Stated exercise: Type out the records that follow, exactly as given.

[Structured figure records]

********************

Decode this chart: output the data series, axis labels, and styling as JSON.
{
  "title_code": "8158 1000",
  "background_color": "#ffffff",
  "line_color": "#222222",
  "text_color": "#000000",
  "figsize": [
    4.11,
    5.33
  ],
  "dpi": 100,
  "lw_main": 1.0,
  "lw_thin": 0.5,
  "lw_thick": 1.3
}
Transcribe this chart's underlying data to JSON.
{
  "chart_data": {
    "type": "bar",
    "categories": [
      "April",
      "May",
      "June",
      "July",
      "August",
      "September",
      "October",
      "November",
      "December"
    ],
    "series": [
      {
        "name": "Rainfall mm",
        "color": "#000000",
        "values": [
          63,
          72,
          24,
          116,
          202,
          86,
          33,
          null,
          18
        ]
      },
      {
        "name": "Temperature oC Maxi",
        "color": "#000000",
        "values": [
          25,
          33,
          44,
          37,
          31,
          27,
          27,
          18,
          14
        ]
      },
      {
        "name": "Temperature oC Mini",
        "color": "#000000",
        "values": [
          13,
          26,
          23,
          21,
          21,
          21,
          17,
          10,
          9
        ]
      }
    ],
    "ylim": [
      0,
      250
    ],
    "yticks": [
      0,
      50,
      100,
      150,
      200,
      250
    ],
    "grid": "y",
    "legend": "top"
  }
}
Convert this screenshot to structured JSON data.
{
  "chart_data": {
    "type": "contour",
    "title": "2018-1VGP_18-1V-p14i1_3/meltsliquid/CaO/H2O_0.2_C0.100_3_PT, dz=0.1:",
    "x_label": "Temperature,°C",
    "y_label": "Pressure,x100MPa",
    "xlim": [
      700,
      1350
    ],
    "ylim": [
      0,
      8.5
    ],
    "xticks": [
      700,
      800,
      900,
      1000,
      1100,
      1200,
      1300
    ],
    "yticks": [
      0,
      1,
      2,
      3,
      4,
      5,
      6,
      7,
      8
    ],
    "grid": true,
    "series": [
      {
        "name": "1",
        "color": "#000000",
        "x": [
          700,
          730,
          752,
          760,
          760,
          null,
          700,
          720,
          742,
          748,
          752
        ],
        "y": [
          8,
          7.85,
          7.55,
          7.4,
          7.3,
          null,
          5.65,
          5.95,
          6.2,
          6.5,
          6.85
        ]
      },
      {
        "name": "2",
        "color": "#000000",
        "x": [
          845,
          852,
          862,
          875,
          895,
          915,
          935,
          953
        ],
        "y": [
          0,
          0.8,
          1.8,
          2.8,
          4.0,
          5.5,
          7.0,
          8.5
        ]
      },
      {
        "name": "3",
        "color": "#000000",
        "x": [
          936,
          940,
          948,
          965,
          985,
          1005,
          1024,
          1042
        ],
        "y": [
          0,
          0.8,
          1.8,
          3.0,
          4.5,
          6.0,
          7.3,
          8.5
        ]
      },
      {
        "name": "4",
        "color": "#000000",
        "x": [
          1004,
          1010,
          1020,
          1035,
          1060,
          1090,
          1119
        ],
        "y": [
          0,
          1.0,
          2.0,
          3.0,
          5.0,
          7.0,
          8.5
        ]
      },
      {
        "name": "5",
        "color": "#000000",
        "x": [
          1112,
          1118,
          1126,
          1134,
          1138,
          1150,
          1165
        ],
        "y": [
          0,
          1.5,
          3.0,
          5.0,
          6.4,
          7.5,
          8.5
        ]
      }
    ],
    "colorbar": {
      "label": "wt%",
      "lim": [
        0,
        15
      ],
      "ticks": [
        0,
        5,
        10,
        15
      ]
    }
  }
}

********************

The answer:
Decode this chart: output the data series, axis labels, and styling as JSON.
{
  "title_code": "8158 1000",
  "background_color": "#ffffff",
  "line_color": "#222222",
  "text_color": "#000000",
  "figsize": [
    4.11,
    5.33
  ],
  "dpi": 100,
  "lw_main": 1.0,
  "lw_thin": 0.5,
  "lw_thick": 1.3
}
Transcribe this chart's underlying data to JSON.
{
  "chart_data": {
    "type": "bar",
    "categories": [
      "April",
      "May",
      "June",
      "July",
      "August",
      "September",
      "October",
      "November",
      "December"
    ],
    "series": [
      {
        "name": "Rainfall mm",
        "color": "#000000",
        "values": [
          63,
          72,
          24,
          116,
          202,
          86,
          33,
          null,
          18
        ]
      },
      {
        "name": "Temperature oC Maxi",
        "color": "#000000",
        "values": [
          25,
          33,
          44,
          37,
          31,
          27,
          27,
          18,
          14
        ]
      },
      {
        "name": "Temperature oC Mini",
        "color": "#000000",
        "values": [
          13,
          26,
          23,
          21,
          21,
          21,
          17,
          10,
          9
        ]
      }
    ],
    "ylim": [
      0,
      250
    ],
    "yticks": [
      0,
      50,
      100,
      150,
      200,
      250
    ],
    "grid": "y",
    "legend": "top"
  }
}
Convert this screenshot to structured JSON data.
{
  "chart_data": {
    "type": "contour",
    "title": "2018-1VGP_18-1V-p14i1_3/meltsliquid/CaO/H2O_0.2_C0.100_3_PT, dz=0.1:",
    "x_label": "Temperature,°C",
    "y_label": "Pressure,x100MPa",
    "xlim": [
      700,
      1350
    ],
    "ylim": [
      0,
      8.5
    ],
    "xticks": [
      700,
      800,
      900,
      1000,
      1100,
      1200,
      1300
    ],
    "yticks": [
      0,
      1,
      2,
      3,
      4,
      5,
      6,
      7,
      8
    ],
    "grid": true,
    "series": [
      {
        "name": "1",
        "color": "#000000",
        "x": [
          700,
          730,
          752,
          760,
          760,
          null,
          700,
          720,
          742,
          748,
          752
        ],
        "y": [
          8,
          7.85,
          7.55,
          7.4,
          7.3,
          null,
          5.65,
          5.95,
          6.2,
          6.5,
          6.85
        ]
      },
      {
        "name": "2",
        "color": "#000000",
        "x": [
          845,
          852,
          862,
          875,
          895,
          915,
          935,
          953
        ],
        "y": [
          0,
          0.8,
          1.8,
          2.8,
          4.0,
          5.5,
          7.0,
          8.5
        ]
      },
      {
        "name": "3",
        "color": "#000000",
        "x": [
          936,
          940,
          948,
          965,
          985,
          1005,
          1024,
          1042
        ],
        "y": [
          0,
          0.8,
          1.8,
          3.0,
          4.5,
          6.0,
          7.3,
          8.5
        ]
      },
      {
        "name": "4",
        "color": "#000000",
        "x": [
          1004,
          1010,
          1020,
          1035,
          1060,
          1090,
          1119
        ],
        "y": [
          0,
          1.0,
          2.0,
          3.0,
          5.0,
          7.0,
          8.5
        ]
      },
      {
        "name": "5",
        "color": "#000000",
        "x": [
          1112,
          1118,
          1126,
          1134,
          1138,
          1150,
          1165
        ],
        "y": [
          0,
          1.5,
          3.0,
          5.0,
          6.4,
          7.5,
          8.5
        ]
      }
    ],
    "colorbar": {
      "label": "wt%",
      "lim": [
        0,
        15
      ],
      "ticks": [
        0,
        5,
        10,
        15
      ]
    }
  }
}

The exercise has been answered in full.